▸ **Records to process**
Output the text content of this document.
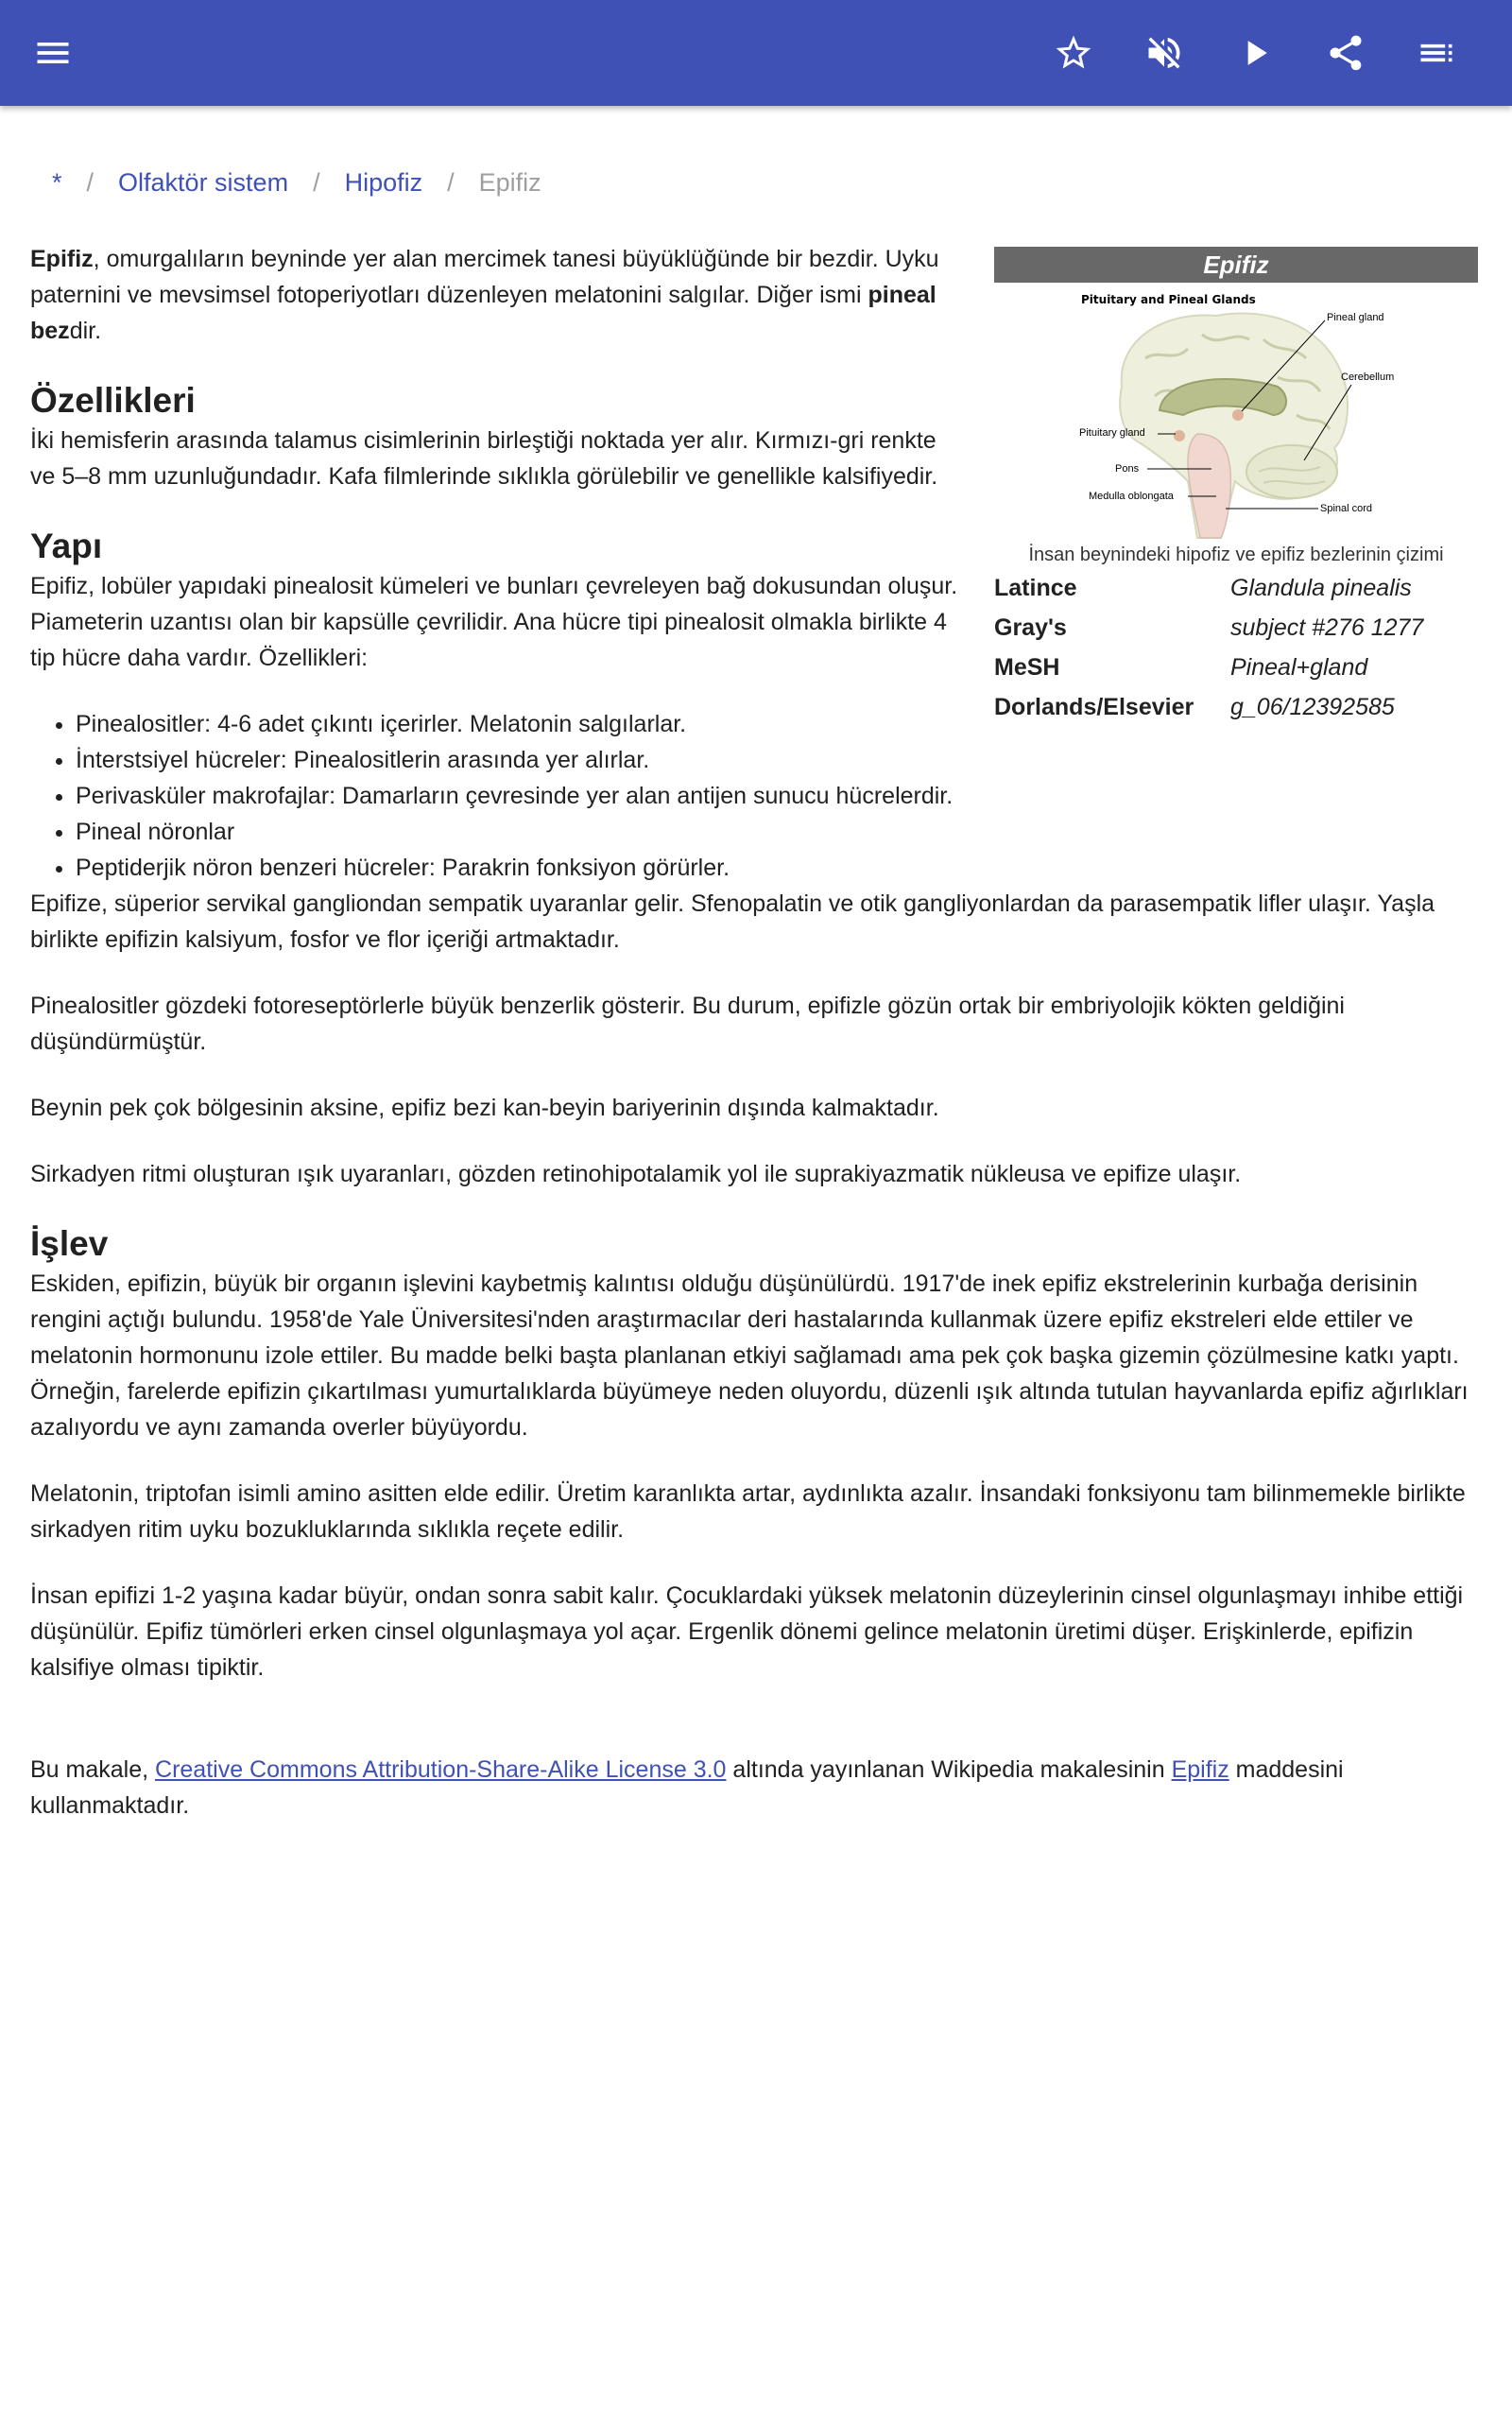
* / Olfaktör sistem / Hipofiz / Epifiz
Epifiz
Pituitary and Pineal Glands
Pineal gland
Cerebellum
Pituitary gland
Pons
Medulla oblongata
Spinal cord
İnsan beynindeki hipofiz ve epifiz bezlerinin çizimi
Latince	Glandula pinealis
Gray's	subject #276 1277
MeSH	Pineal+gland
Dorlands/Elsevier	g_06/12392585

Epifiz, omurgalıların beyninde yer alan mercimek tanesi büyüklüğünde bir bezdir. Uyku paternini ve mevsimsel fotoperiyotları düzenleyen melatonini salgılar. Diğer ismi pineal bezdir.

Özellikleri

İki hemisferin arasında talamus cisimlerinin birleştiği noktada yer alır. Kırmızı-gri renkte ve 5–8 mm uzunluğundadır. Kafa filmlerinde sıklıkla görülebilir ve genellikle kalsifiyedir.

Yapı

Epifiz, lobüler yapıdaki pinealosit kümeleri ve bunları çevreleyen bağ dokusundan oluşur. Piameterin uzantısı olan bir kapsülle çevrilidir. Ana hücre tipi pinealosit olmakla birlikte 4 tip hücre daha vardır. Özellikleri:

• Pinealositler: 4-6 adet çıkıntı içerirler. Melatonin salgılarlar.
• İnterstsiyel hücreler: Pinealositlerin arasında yer alırlar.
• Perivasküler makrofajlar: Damarların çevresinde yer alan antijen sunucu hücrelerdir.
• Pineal nöronlar
• Peptiderjik nöron benzeri hücreler: Parakrin fonksiyon görürler.

Epifize, süperior servikal gangliondan sempatik uyaranlar gelir. Sfenopalatin ve otik gangliyonlardan da parasempatik lifler ulaşır. Yaşla birlikte epifizin kalsiyum, fosfor ve flor içeriği artmaktadır.

Pinealositler gözdeki fotoreseptörlerle büyük benzerlik gösterir. Bu durum, epifizle gözün ortak bir embriyolojik kökten geldiğini düşündürmüştür.

Beynin pek çok bölgesinin aksine, epifiz bezi kan-beyin bariyerinin dışında kalmaktadır.

Sirkadyen ritmi oluşturan ışık uyaranları, gözden retinohipotalamik yol ile suprakiyazmatik nükleusa ve epifize ulaşır.

İşlev

Eskiden, epifizin, büyük bir organın işlevini kaybetmiş kalıntısı olduğu düşünülürdü. 1917'de inek epifiz ekstrelerinin kurbağa derisinin rengini açtığı bulundu. 1958'de Yale Üniversitesi'nden araştırmacılar deri hastalarında kullanmak üzere epifiz ekstreleri elde ettiler ve melatonin hormonunu izole ettiler. Bu madde belki başta planlanan etkiyi sağlamadı ama pek çok başka gizemin çözülmesine katkı yaptı. Örneğin, farelerde epifizin çıkartılması yumurtalıklarda büyümeye neden oluyordu, düzenli ışık altında tutulan hayvanlarda epifiz ağırlıkları azalıyordu ve aynı zamanda overler büyüyordu.

Melatonin, triptofan isimli amino asitten elde edilir. Üretim karanlıkta artar, aydınlıkta azalır. İnsandaki fonksiyonu tam bilinmemekle birlikte sirkadyen ritim uyku bozukluklarında sıklıkla reçete edilir.

İnsan epifizi 1-2 yaşına kadar büyür, ondan sonra sabit kalır. Çocuklardaki yüksek melatonin düzeylerinin cinsel olgunlaşmayı inhibe ettiği düşünülür. Epifiz tümörleri erken cinsel olgunlaşmaya yol açar. Ergenlik dönemi gelince melatonin üretimi düşer. Erişkinlerde, epifizin kalsifiye olması tipiktir.

Bu makale, Creative Commons Attribution-Share-Alike License 3.0 altında yayınlanan Wikipedia makalesinin Epifiz maddesini kullanmaktadır.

▸ **Task prompt**
Write out the whole listing exactly, with no pictures.

▸ **Result of this exercise**
Output the text content of this document.
* / Olfaktör sistem / Hipofiz / Epifiz
Epifiz
Pituitary and Pineal Glands
Pineal gland
Cerebellum
Pituitary gland
Pons
Medulla oblongata
Spinal cord
İnsan beynindeki hipofiz ve epifiz bezlerinin çizimi
Latince	Glandula pinealis
Gray's	subject #276 1277
MeSH	Pineal+gland
Dorlands/Elsevier	g_06/12392585

Epifiz, omurgalıların beyninde yer alan mercimek tanesi büyüklüğünde bir bezdir. Uyku paternini ve mevsimsel fotoperiyotları düzenleyen melatonini salgılar. Diğer ismi pineal bezdir.

Özellikleri

İki hemisferin arasında talamus cisimlerinin birleştiği noktada yer alır. Kırmızı-gri renkte ve 5–8 mm uzunluğundadır. Kafa filmlerinde sıklıkla görülebilir ve genellikle kalsifiyedir.

Yapı

Epifiz, lobüler yapıdaki pinealosit kümeleri ve bunları çevreleyen bağ dokusundan oluşur. Piameterin uzantısı olan bir kapsülle çevrilidir. Ana hücre tipi pinealosit olmakla birlikte 4 tip hücre daha vardır. Özellikleri:

• Pinealositler: 4-6 adet çıkıntı içerirler. Melatonin salgılarlar.
• İnterstsiyel hücreler: Pinealositlerin arasında yer alırlar.
• Perivasküler makrofajlar: Damarların çevresinde yer alan antijen sunucu hücrelerdir.
• Pineal nöronlar
• Peptiderjik nöron benzeri hücreler: Parakrin fonksiyon görürler.

Epifize, süperior servikal gangliondan sempatik uyaranlar gelir. Sfenopalatin ve otik gangliyonlardan da parasempatik lifler ulaşır. Yaşla birlikte epifizin kalsiyum, fosfor ve flor içeriği artmaktadır.

Pinealositler gözdeki fotoreseptörlerle büyük benzerlik gösterir. Bu durum, epifizle gözün ortak bir embriyolojik kökten geldiğini düşündürmüştür.

Beynin pek çok bölgesinin aksine, epifiz bezi kan-beyin bariyerinin dışında kalmaktadır.

Sirkadyen ritmi oluşturan ışık uyaranları, gözden retinohipotalamik yol ile suprakiyazmatik nükleusa ve epifize ulaşır.

İşlev

Eskiden, epifizin, büyük bir organın işlevini kaybetmiş kalıntısı olduğu düşünülürdü. 1917'de inek epifiz ekstrelerinin kurbağa derisinin rengini açtığı bulundu. 1958'de Yale Üniversitesi'nden araştırmacılar deri hastalarında kullanmak üzere epifiz ekstreleri elde ettiler ve melatonin hormonunu izole ettiler. Bu madde belki başta planlanan etkiyi sağlamadı ama pek çok başka gizemin çözülmesine katkı yaptı. Örneğin, farelerde epifizin çıkartılması yumurtalıklarda büyümeye neden oluyordu, düzenli ışık altında tutulan hayvanlarda epifiz ağırlıkları azalıyordu ve aynı zamanda overler büyüyordu.

Melatonin, triptofan isimli amino asitten elde edilir. Üretim karanlıkta artar, aydınlıkta azalır. İnsandaki fonksiyonu tam bilinmemekle birlikte sirkadyen ritim uyku bozukluklarında sıklıkla reçete edilir.

İnsan epifizi 1-2 yaşına kadar büyür, ondan sonra sabit kalır. Çocuklardaki yüksek melatonin düzeylerinin cinsel olgunlaşmayı inhibe ettiği düşünülür. Epifiz tümörleri erken cinsel olgunlaşmaya yol açar. Ergenlik dönemi gelince melatonin üretimi düşer. Erişkinlerde, epifizin kalsifiye olması tipiktir.

Bu makale, Creative Commons Attribution-Share-Alike License 3.0 altında yayınlanan Wikipedia makalesinin Epifiz maddesini kullanmaktadır.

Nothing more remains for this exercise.